Aim of the task. Leaving out the pictures, transcribe all of the records faithfully.

Input rows.

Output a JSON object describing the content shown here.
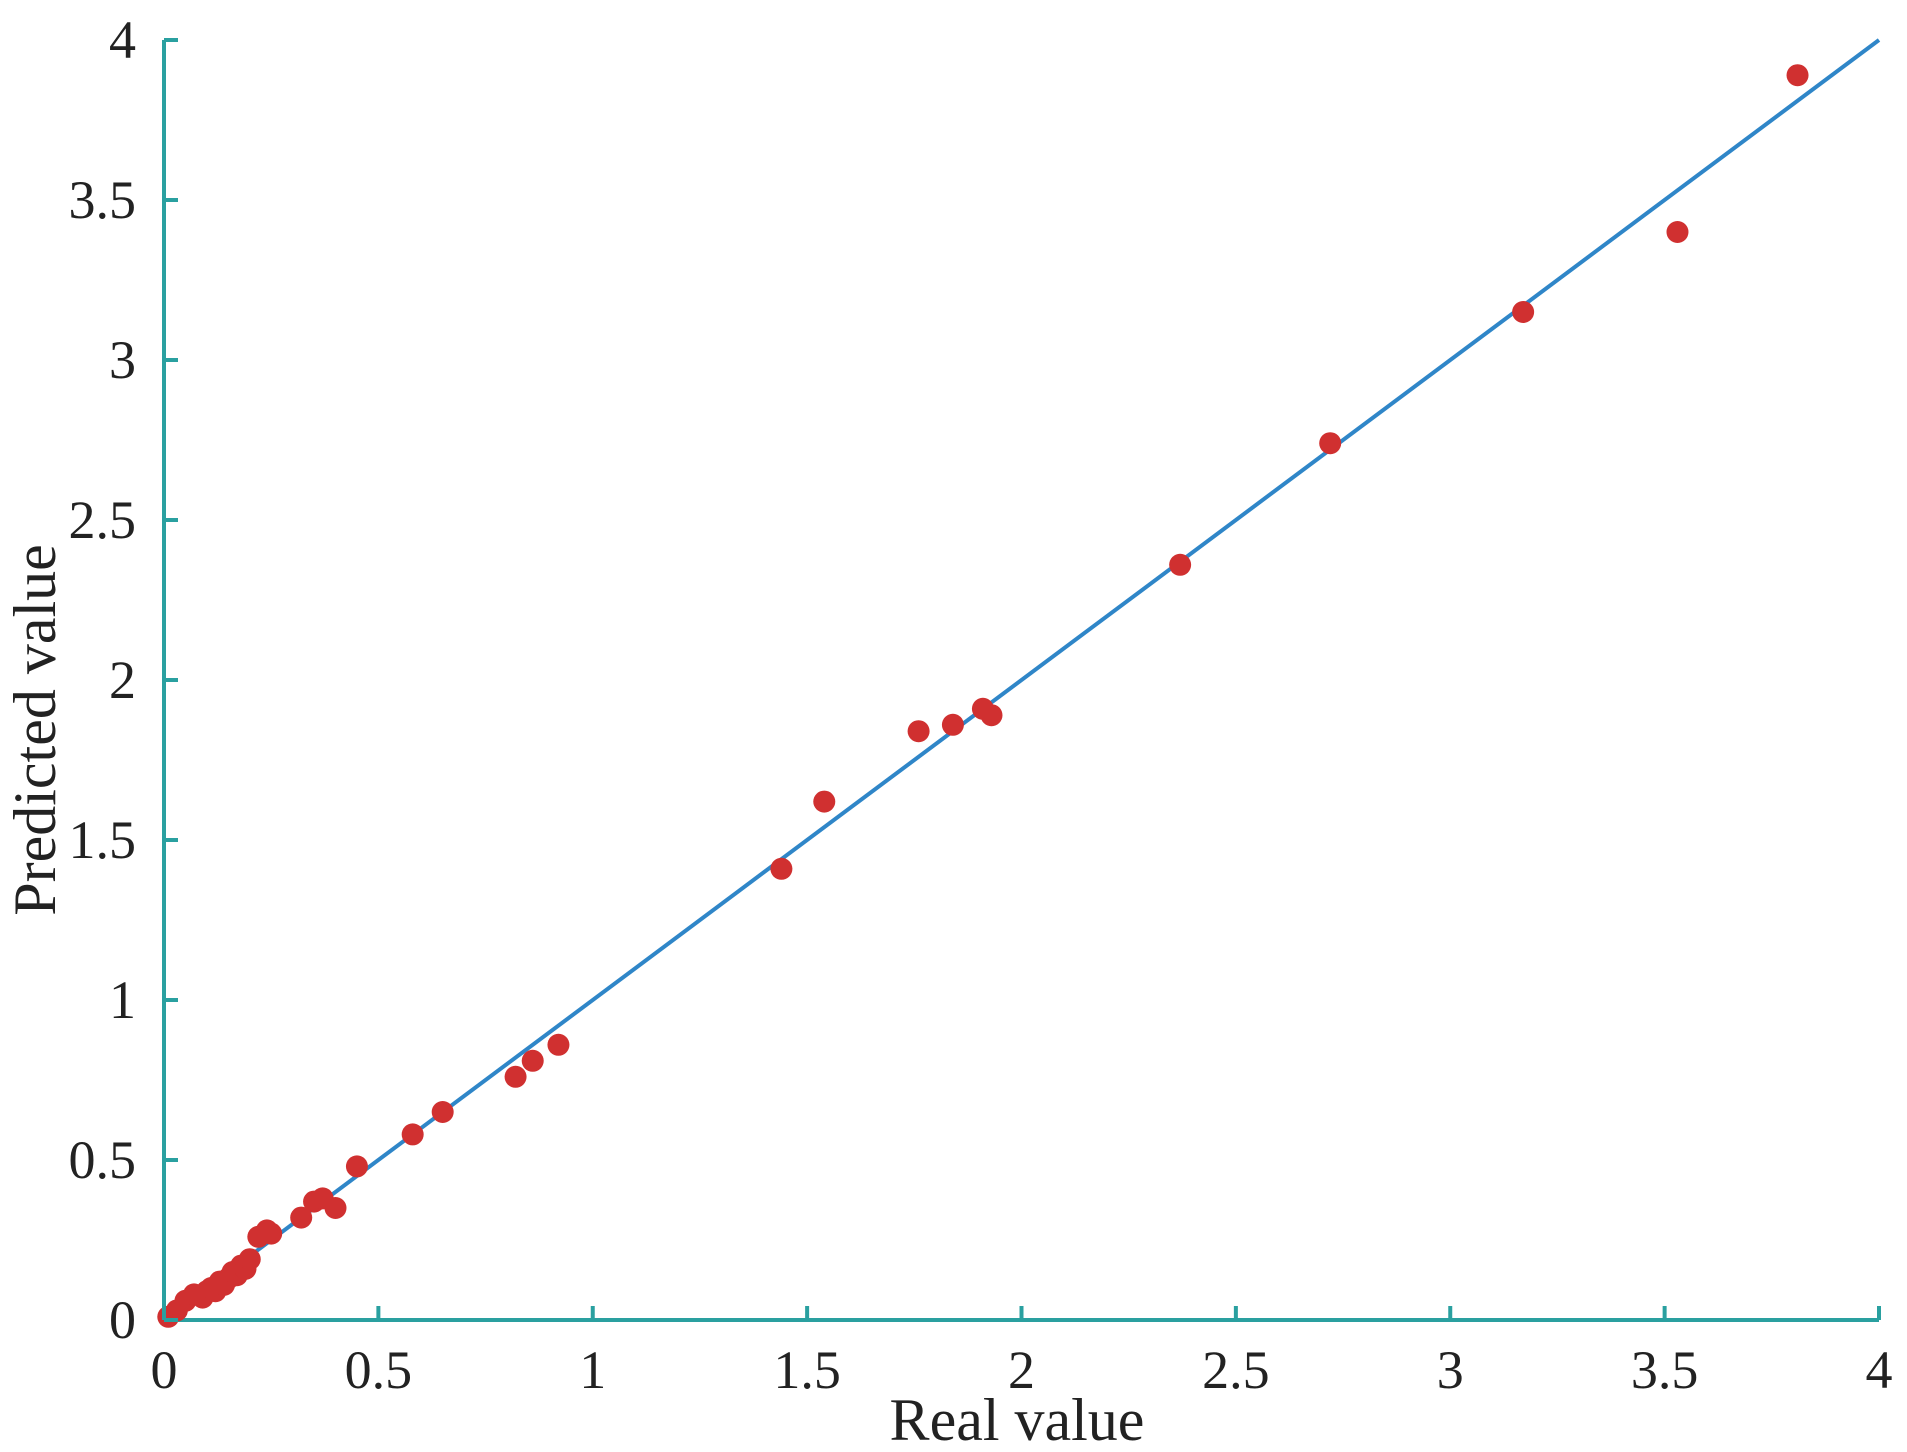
{
  "chart_data": {
    "type": "scatter",
    "title": "",
    "xlabel": "Real value",
    "ylabel": "Predicted value",
    "xlim": [
      0,
      4
    ],
    "ylim": [
      0,
      4
    ],
    "x_ticks": [
      0,
      0.5,
      1,
      1.5,
      2,
      2.5,
      3,
      3.5,
      4
    ],
    "y_ticks": [
      0,
      0.5,
      1,
      1.5,
      2,
      2.5,
      3,
      3.5,
      4
    ],
    "x_tick_labels": [
      "0",
      "0.5",
      "1",
      "1.5",
      "2",
      "2.5",
      "3",
      "3.5",
      "4"
    ],
    "y_tick_labels": [
      "0",
      "0.5",
      "1",
      "1.5",
      "2",
      "2.5",
      "3",
      "3.5",
      "4"
    ],
    "grid": false,
    "legend": "none",
    "colors": {
      "points": "#d03030",
      "fit_line": "#2f86c8",
      "axes": "#2aa0a0",
      "text": "#222222"
    },
    "fit_line": {
      "x": [
        0,
        4
      ],
      "y": [
        0,
        4
      ]
    },
    "series": [
      {
        "x": [
          0.01,
          0.03,
          0.05,
          0.07,
          0.09,
          0.1,
          0.11,
          0.12,
          0.13,
          0.14,
          0.15,
          0.16,
          0.17,
          0.18,
          0.19,
          0.2,
          0.22,
          0.24,
          0.25,
          0.32,
          0.35,
          0.37,
          0.4,
          0.45,
          0.58,
          0.65,
          0.82,
          0.86,
          0.92,
          1.44,
          1.54,
          1.76,
          1.84,
          1.91,
          1.93,
          2.37,
          2.72,
          3.17,
          3.53,
          3.81
        ],
        "y": [
          0.01,
          0.03,
          0.06,
          0.08,
          0.07,
          0.09,
          0.1,
          0.09,
          0.12,
          0.11,
          0.13,
          0.15,
          0.14,
          0.17,
          0.16,
          0.19,
          0.26,
          0.28,
          0.27,
          0.32,
          0.37,
          0.38,
          0.35,
          0.48,
          0.58,
          0.65,
          0.76,
          0.81,
          0.86,
          1.41,
          1.62,
          1.84,
          1.86,
          1.91,
          1.89,
          2.36,
          2.74,
          3.15,
          3.4,
          3.89
        ]
      }
    ]
  }
}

Task result.
Output a JSON object describing the content shown here.
{
  "chart_data": {
    "type": "scatter",
    "title": "",
    "xlabel": "Real value",
    "ylabel": "Predicted value",
    "xlim": [
      0,
      4
    ],
    "ylim": [
      0,
      4
    ],
    "x_ticks": [
      0,
      0.5,
      1,
      1.5,
      2,
      2.5,
      3,
      3.5,
      4
    ],
    "y_ticks": [
      0,
      0.5,
      1,
      1.5,
      2,
      2.5,
      3,
      3.5,
      4
    ],
    "x_tick_labels": [
      "0",
      "0.5",
      "1",
      "1.5",
      "2",
      "2.5",
      "3",
      "3.5",
      "4"
    ],
    "y_tick_labels": [
      "0",
      "0.5",
      "1",
      "1.5",
      "2",
      "2.5",
      "3",
      "3.5",
      "4"
    ],
    "grid": false,
    "legend": "none",
    "colors": {
      "points": "#d03030",
      "fit_line": "#2f86c8",
      "axes": "#2aa0a0",
      "text": "#222222"
    },
    "fit_line": {
      "x": [
        0,
        4
      ],
      "y": [
        0,
        4
      ]
    },
    "series": [
      {
        "x": [
          0.01,
          0.03,
          0.05,
          0.07,
          0.09,
          0.1,
          0.11,
          0.12,
          0.13,
          0.14,
          0.15,
          0.16,
          0.17,
          0.18,
          0.19,
          0.2,
          0.22,
          0.24,
          0.25,
          0.32,
          0.35,
          0.37,
          0.4,
          0.45,
          0.58,
          0.65,
          0.82,
          0.86,
          0.92,
          1.44,
          1.54,
          1.76,
          1.84,
          1.91,
          1.93,
          2.37,
          2.72,
          3.17,
          3.53,
          3.81
        ],
        "y": [
          0.01,
          0.03,
          0.06,
          0.08,
          0.07,
          0.09,
          0.1,
          0.09,
          0.12,
          0.11,
          0.13,
          0.15,
          0.14,
          0.17,
          0.16,
          0.19,
          0.26,
          0.28,
          0.27,
          0.32,
          0.37,
          0.38,
          0.35,
          0.48,
          0.58,
          0.65,
          0.76,
          0.81,
          0.86,
          1.41,
          1.62,
          1.84,
          1.86,
          1.91,
          1.89,
          2.36,
          2.74,
          3.15,
          3.4,
          3.89
        ]
      }
    ]
  }
}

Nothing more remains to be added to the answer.